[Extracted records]
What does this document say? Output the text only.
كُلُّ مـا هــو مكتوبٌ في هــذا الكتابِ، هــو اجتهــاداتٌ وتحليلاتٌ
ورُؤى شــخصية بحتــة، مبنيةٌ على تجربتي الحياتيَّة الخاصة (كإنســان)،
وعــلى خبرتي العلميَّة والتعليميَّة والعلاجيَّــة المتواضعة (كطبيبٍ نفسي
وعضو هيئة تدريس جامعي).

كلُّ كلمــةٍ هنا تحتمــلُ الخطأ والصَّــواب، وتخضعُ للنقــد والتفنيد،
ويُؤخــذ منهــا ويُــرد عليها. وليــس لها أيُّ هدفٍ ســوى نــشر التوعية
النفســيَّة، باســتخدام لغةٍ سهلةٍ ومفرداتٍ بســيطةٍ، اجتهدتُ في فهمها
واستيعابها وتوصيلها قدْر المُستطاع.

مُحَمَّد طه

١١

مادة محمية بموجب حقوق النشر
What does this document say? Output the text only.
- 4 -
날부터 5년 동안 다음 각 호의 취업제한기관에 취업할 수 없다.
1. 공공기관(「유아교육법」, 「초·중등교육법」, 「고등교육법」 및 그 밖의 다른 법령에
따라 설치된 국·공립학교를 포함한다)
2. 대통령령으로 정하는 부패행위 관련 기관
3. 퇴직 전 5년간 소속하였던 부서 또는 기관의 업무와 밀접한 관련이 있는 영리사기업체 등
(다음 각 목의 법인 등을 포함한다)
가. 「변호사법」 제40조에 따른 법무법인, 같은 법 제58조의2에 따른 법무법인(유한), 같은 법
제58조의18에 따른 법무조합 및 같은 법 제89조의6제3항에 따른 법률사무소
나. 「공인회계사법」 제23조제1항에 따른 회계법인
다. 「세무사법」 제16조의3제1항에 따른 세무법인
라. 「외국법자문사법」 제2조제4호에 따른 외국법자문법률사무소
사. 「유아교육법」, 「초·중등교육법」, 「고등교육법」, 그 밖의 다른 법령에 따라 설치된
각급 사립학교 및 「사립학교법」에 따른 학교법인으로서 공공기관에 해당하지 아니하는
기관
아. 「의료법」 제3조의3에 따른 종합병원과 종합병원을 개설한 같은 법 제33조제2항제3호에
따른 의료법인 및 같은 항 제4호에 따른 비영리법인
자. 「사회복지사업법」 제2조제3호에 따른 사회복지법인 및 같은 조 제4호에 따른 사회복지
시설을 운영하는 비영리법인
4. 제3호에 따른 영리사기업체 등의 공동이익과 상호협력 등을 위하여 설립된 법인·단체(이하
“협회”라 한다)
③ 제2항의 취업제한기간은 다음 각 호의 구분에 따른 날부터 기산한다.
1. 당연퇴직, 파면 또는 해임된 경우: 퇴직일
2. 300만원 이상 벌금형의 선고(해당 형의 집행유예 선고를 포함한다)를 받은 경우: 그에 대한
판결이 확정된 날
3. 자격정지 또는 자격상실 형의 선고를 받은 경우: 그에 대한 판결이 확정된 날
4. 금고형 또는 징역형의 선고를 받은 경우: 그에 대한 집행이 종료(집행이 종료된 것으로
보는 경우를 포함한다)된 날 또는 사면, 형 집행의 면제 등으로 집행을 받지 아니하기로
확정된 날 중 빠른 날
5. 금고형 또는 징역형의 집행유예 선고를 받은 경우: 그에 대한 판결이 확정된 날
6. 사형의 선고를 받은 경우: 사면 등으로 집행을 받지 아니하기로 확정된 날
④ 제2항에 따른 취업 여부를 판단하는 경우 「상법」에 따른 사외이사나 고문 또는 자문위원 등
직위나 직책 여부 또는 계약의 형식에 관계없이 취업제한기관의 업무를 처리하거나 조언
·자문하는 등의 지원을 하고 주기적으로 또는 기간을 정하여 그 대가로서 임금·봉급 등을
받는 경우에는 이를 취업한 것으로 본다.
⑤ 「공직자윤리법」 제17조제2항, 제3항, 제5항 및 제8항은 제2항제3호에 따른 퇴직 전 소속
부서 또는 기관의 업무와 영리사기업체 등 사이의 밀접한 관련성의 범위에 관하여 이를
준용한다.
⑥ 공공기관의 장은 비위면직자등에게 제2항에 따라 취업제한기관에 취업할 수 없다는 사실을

**Task to complete**. Return all of the data exactly as it reads.

**Result for this exercise**.
What does this document say? Output the text only.
كُلُّ مـا هــو مكتوبٌ في هــذا الكتابِ، هــو اجتهــاداتٌ وتحليلاتٌ
ورُؤى شــخصية بحتــة، مبنيةٌ على تجربتي الحياتيَّة الخاصة (كإنســان)،
وعــلى خبرتي العلميَّة والتعليميَّة والعلاجيَّــة المتواضعة (كطبيبٍ نفسي
وعضو هيئة تدريس جامعي).

كلُّ كلمــةٍ هنا تحتمــلُ الخطأ والصَّــواب، وتخضعُ للنقــد والتفنيد،
ويُؤخــذ منهــا ويُــرد عليها. وليــس لها أيُّ هدفٍ ســوى نــشر التوعية
النفســيَّة، باســتخدام لغةٍ سهلةٍ ومفرداتٍ بســيطةٍ، اجتهدتُ في فهمها
واستيعابها وتوصيلها قدْر المُستطاع.

مُحَمَّد طه

١١

مادة محمية بموجب حقوق النشر
What does this document say? Output the text only.
- 4 -
날부터 5년 동안 다음 각 호의 취업제한기관에 취업할 수 없다.
1. 공공기관(「유아교육법」, 「초·중등교육법」, 「고등교육법」 및 그 밖의 다른 법령에
따라 설치된 국·공립학교를 포함한다)
2. 대통령령으로 정하는 부패행위 관련 기관
3. 퇴직 전 5년간 소속하였던 부서 또는 기관의 업무와 밀접한 관련이 있는 영리사기업체 등
(다음 각 목의 법인 등을 포함한다)
가. 「변호사법」 제40조에 따른 법무법인, 같은 법 제58조의2에 따른 법무법인(유한), 같은 법
제58조의18에 따른 법무조합 및 같은 법 제89조의6제3항에 따른 법률사무소
나. 「공인회계사법」 제23조제1항에 따른 회계법인
다. 「세무사법」 제16조의3제1항에 따른 세무법인
라. 「외국법자문사법」 제2조제4호에 따른 외국법자문법률사무소
사. 「유아교육법」, 「초·중등교육법」, 「고등교육법」, 그 밖의 다른 법령에 따라 설치된
각급 사립학교 및 「사립학교법」에 따른 학교법인으로서 공공기관에 해당하지 아니하는
기관
아. 「의료법」 제3조의3에 따른 종합병원과 종합병원을 개설한 같은 법 제33조제2항제3호에
따른 의료법인 및 같은 항 제4호에 따른 비영리법인
자. 「사회복지사업법」 제2조제3호에 따른 사회복지법인 및 같은 조 제4호에 따른 사회복지
시설을 운영하는 비영리법인
4. 제3호에 따른 영리사기업체 등의 공동이익과 상호협력 등을 위하여 설립된 법인·단체(이하
“협회”라 한다)
③ 제2항의 취업제한기간은 다음 각 호의 구분에 따른 날부터 기산한다.
1. 당연퇴직, 파면 또는 해임된 경우: 퇴직일
2. 300만원 이상 벌금형의 선고(해당 형의 집행유예 선고를 포함한다)를 받은 경우: 그에 대한
판결이 확정된 날
3. 자격정지 또는 자격상실 형의 선고를 받은 경우: 그에 대한 판결이 확정된 날
4. 금고형 또는 징역형의 선고를 받은 경우: 그에 대한 집행이 종료(집행이 종료된 것으로
보는 경우를 포함한다)된 날 또는 사면, 형 집행의 면제 등으로 집행을 받지 아니하기로
확정된 날 중 빠른 날
5. 금고형 또는 징역형의 집행유예 선고를 받은 경우: 그에 대한 판결이 확정된 날
6. 사형의 선고를 받은 경우: 사면 등으로 집행을 받지 아니하기로 확정된 날
④ 제2항에 따른 취업 여부를 판단하는 경우 「상법」에 따른 사외이사나 고문 또는 자문위원 등
직위나 직책 여부 또는 계약의 형식에 관계없이 취업제한기관의 업무를 처리하거나 조언
·자문하는 등의 지원을 하고 주기적으로 또는 기간을 정하여 그 대가로서 임금·봉급 등을
받는 경우에는 이를 취업한 것으로 본다.
⑤ 「공직자윤리법」 제17조제2항, 제3항, 제5항 및 제8항은 제2항제3호에 따른 퇴직 전 소속
부서 또는 기관의 업무와 영리사기업체 등 사이의 밀접한 관련성의 범위에 관하여 이를
준용한다.
⑥ 공공기관의 장은 비위면직자등에게 제2항에 따라 취업제한기관에 취업할 수 없다는 사실을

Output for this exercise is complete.